*What is being asked*. Exactly repeat the full listing that follows.

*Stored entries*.
# # #

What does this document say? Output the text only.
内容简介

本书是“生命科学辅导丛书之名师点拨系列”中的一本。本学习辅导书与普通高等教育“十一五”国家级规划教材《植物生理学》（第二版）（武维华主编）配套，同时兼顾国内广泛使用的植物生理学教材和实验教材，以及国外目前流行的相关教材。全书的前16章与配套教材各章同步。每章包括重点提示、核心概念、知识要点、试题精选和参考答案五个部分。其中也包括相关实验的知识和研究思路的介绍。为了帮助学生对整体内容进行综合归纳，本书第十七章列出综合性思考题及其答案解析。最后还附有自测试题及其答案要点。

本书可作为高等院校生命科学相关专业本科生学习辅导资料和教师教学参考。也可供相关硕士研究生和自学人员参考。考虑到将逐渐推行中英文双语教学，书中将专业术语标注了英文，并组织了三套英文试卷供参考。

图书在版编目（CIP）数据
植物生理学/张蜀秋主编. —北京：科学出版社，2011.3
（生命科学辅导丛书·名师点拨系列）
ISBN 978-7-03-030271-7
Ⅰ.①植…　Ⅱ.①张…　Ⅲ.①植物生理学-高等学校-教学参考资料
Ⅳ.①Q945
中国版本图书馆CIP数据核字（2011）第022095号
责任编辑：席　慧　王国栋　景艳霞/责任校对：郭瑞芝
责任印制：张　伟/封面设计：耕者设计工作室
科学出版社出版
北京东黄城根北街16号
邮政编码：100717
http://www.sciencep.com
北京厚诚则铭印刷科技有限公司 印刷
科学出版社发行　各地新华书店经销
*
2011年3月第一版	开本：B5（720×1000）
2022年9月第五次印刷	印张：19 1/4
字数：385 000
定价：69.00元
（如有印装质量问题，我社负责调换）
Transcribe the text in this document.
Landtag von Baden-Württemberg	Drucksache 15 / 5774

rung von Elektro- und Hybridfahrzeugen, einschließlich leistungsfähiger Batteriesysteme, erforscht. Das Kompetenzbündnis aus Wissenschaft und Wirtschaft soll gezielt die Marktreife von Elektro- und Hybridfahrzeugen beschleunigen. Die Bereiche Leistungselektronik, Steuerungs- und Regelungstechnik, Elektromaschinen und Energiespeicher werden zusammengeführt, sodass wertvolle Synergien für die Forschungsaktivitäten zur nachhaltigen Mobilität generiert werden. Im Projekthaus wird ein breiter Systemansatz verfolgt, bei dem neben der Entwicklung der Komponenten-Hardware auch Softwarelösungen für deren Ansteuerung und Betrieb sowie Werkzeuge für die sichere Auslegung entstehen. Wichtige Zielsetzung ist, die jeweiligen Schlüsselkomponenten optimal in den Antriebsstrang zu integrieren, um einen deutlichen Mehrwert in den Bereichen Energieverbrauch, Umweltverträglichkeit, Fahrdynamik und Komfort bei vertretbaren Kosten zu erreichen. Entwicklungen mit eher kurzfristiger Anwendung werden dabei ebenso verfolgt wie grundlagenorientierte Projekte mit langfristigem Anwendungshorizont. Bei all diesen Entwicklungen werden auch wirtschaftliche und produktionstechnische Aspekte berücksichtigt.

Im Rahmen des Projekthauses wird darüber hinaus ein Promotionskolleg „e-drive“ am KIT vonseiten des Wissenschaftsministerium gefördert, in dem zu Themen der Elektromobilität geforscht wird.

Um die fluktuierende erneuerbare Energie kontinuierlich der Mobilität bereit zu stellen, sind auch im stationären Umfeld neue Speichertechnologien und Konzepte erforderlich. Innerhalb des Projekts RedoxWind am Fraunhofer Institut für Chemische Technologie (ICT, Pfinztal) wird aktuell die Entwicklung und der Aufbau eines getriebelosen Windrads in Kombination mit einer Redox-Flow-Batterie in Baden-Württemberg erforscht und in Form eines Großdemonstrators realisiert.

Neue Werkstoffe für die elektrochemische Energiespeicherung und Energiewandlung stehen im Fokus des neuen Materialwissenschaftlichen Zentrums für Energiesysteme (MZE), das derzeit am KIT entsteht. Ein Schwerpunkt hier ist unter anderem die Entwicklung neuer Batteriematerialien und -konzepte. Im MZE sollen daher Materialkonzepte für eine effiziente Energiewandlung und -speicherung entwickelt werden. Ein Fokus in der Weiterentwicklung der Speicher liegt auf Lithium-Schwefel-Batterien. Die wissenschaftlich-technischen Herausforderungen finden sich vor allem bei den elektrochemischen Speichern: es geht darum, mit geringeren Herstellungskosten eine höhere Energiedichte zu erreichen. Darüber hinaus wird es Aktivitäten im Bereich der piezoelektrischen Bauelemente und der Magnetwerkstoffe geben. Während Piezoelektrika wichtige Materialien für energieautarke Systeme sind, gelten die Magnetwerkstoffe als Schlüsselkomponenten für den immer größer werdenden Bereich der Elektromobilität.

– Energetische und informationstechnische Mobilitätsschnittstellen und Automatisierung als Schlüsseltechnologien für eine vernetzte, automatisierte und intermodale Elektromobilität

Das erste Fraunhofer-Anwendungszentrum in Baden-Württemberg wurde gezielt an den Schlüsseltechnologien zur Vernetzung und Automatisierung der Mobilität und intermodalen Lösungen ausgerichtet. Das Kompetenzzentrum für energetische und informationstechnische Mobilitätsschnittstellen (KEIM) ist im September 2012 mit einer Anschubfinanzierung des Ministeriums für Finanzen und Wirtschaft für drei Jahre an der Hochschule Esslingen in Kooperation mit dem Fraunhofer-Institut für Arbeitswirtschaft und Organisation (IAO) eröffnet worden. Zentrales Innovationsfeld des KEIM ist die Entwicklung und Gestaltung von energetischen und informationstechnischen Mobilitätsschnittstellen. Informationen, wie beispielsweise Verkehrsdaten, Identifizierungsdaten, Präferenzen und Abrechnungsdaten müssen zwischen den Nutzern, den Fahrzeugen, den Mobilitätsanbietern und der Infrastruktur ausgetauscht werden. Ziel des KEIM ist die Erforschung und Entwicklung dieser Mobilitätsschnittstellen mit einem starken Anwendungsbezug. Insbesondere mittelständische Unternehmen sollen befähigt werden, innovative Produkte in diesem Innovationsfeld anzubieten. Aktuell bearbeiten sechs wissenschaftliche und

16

# # #

*Output*.
What does this document say? Output the text only.
内容简介

本书是“生命科学辅导丛书之名师点拨系列”中的一本。本学习辅导书与普通高等教育“十一五”国家级规划教材《植物生理学》（第二版）（武维华主编）配套，同时兼顾国内广泛使用的植物生理学教材和实验教材，以及国外目前流行的相关教材。全书的前16章与配套教材各章同步。每章包括重点提示、核心概念、知识要点、试题精选和参考答案五个部分。其中也包括相关实验的知识和研究思路的介绍。为了帮助学生对整体内容进行综合归纳，本书第十七章列出综合性思考题及其答案解析。最后还附有自测试题及其答案要点。

本书可作为高等院校生命科学相关专业本科生学习辅导资料和教师教学参考。也可供相关硕士研究生和自学人员参考。考虑到将逐渐推行中英文双语教学，书中将专业术语标注了英文，并组织了三套英文试卷供参考。

图书在版编目（CIP）数据
植物生理学/张蜀秋主编. —北京：科学出版社，2011.3
（生命科学辅导丛书·名师点拨系列）
ISBN 978-7-03-030271-7
Ⅰ.①植…　Ⅱ.①张…　Ⅲ.①植物生理学-高等学校-教学参考资料
Ⅳ.①Q945
中国版本图书馆CIP数据核字（2011）第022095号
责任编辑：席　慧　王国栋　景艳霞/责任校对：郭瑞芝
责任印制：张　伟/封面设计：耕者设计工作室
科学出版社出版
北京东黄城根北街16号
邮政编码：100717
http://www.sciencep.com
北京厚诚则铭印刷科技有限公司 印刷
科学出版社发行　各地新华书店经销
*
2011年3月第一版	开本：B5（720×1000）
2022年9月第五次印刷	印张：19 1/4
字数：385 000
定价：69.00元
（如有印装质量问题，我社负责调换）
Transcribe the text in this document.
Landtag von Baden-Württemberg	Drucksache 15 / 5774

rung von Elektro- und Hybridfahrzeugen, einschließlich leistungsfähiger Batteriesysteme, erforscht. Das Kompetenzbündnis aus Wissenschaft und Wirtschaft soll gezielt die Marktreife von Elektro- und Hybridfahrzeugen beschleunigen. Die Bereiche Leistungselektronik, Steuerungs- und Regelungstechnik, Elektromaschinen und Energiespeicher werden zusammengeführt, sodass wertvolle Synergien für die Forschungsaktivitäten zur nachhaltigen Mobilität generiert werden. Im Projekthaus wird ein breiter Systemansatz verfolgt, bei dem neben der Entwicklung der Komponenten-Hardware auch Softwarelösungen für deren Ansteuerung und Betrieb sowie Werkzeuge für die sichere Auslegung entstehen. Wichtige Zielsetzung ist, die jeweiligen Schlüsselkomponenten optimal in den Antriebsstrang zu integrieren, um einen deutlichen Mehrwert in den Bereichen Energieverbrauch, Umweltverträglichkeit, Fahrdynamik und Komfort bei vertretbaren Kosten zu erreichen. Entwicklungen mit eher kurzfristiger Anwendung werden dabei ebenso verfolgt wie grundlagenorientierte Projekte mit langfristigem Anwendungshorizont. Bei all diesen Entwicklungen werden auch wirtschaftliche und produktionstechnische Aspekte berücksichtigt.

Im Rahmen des Projekthauses wird darüber hinaus ein Promotionskolleg „e-drive“ am KIT vonseiten des Wissenschaftsministerium gefördert, in dem zu Themen der Elektromobilität geforscht wird.

Um die fluktuierende erneuerbare Energie kontinuierlich der Mobilität bereit zu stellen, sind auch im stationären Umfeld neue Speichertechnologien und Konzepte erforderlich. Innerhalb des Projekts RedoxWind am Fraunhofer Institut für Chemische Technologie (ICT, Pfinztal) wird aktuell die Entwicklung und der Aufbau eines getriebelosen Windrads in Kombination mit einer Redox-Flow-Batterie in Baden-Württemberg erforscht und in Form eines Großdemonstrators realisiert.

Neue Werkstoffe für die elektrochemische Energiespeicherung und Energiewandlung stehen im Fokus des neuen Materialwissenschaftlichen Zentrums für Energiesysteme (MZE), das derzeit am KIT entsteht. Ein Schwerpunkt hier ist unter anderem die Entwicklung neuer Batteriematerialien und -konzepte. Im MZE sollen daher Materialkonzepte für eine effiziente Energiewandlung und -speicherung entwickelt werden. Ein Fokus in der Weiterentwicklung der Speicher liegt auf Lithium-Schwefel-Batterien. Die wissenschaftlich-technischen Herausforderungen finden sich vor allem bei den elektrochemischen Speichern: es geht darum, mit geringeren Herstellungskosten eine höhere Energiedichte zu erreichen. Darüber hinaus wird es Aktivitäten im Bereich der piezoelektrischen Bauelemente und der Magnetwerkstoffe geben. Während Piezoelektrika wichtige Materialien für energieautarke Systeme sind, gelten die Magnetwerkstoffe als Schlüsselkomponenten für den immer größer werdenden Bereich der Elektromobilität.

– Energetische und informationstechnische Mobilitätsschnittstellen und Automatisierung als Schlüsseltechnologien für eine vernetzte, automatisierte und intermodale Elektromobilität

Das erste Fraunhofer-Anwendungszentrum in Baden-Württemberg wurde gezielt an den Schlüsseltechnologien zur Vernetzung und Automatisierung der Mobilität und intermodalen Lösungen ausgerichtet. Das Kompetenzzentrum für energetische und informationstechnische Mobilitätsschnittstellen (KEIM) ist im September 2012 mit einer Anschubfinanzierung des Ministeriums für Finanzen und Wirtschaft für drei Jahre an der Hochschule Esslingen in Kooperation mit dem Fraunhofer-Institut für Arbeitswirtschaft und Organisation (IAO) eröffnet worden. Zentrales Innovationsfeld des KEIM ist die Entwicklung und Gestaltung von energetischen und informationstechnischen Mobilitätsschnittstellen. Informationen, wie beispielsweise Verkehrsdaten, Identifizierungsdaten, Präferenzen und Abrechnungsdaten müssen zwischen den Nutzern, den Fahrzeugen, den Mobilitätsanbietern und der Infrastruktur ausgetauscht werden. Ziel des KEIM ist die Erforschung und Entwicklung dieser Mobilitätsschnittstellen mit einem starken Anwendungsbezug. Insbesondere mittelständische Unternehmen sollen befähigt werden, innovative Produkte in diesem Innovationsfeld anzubieten. Aktuell bearbeiten sechs wissenschaftliche und

16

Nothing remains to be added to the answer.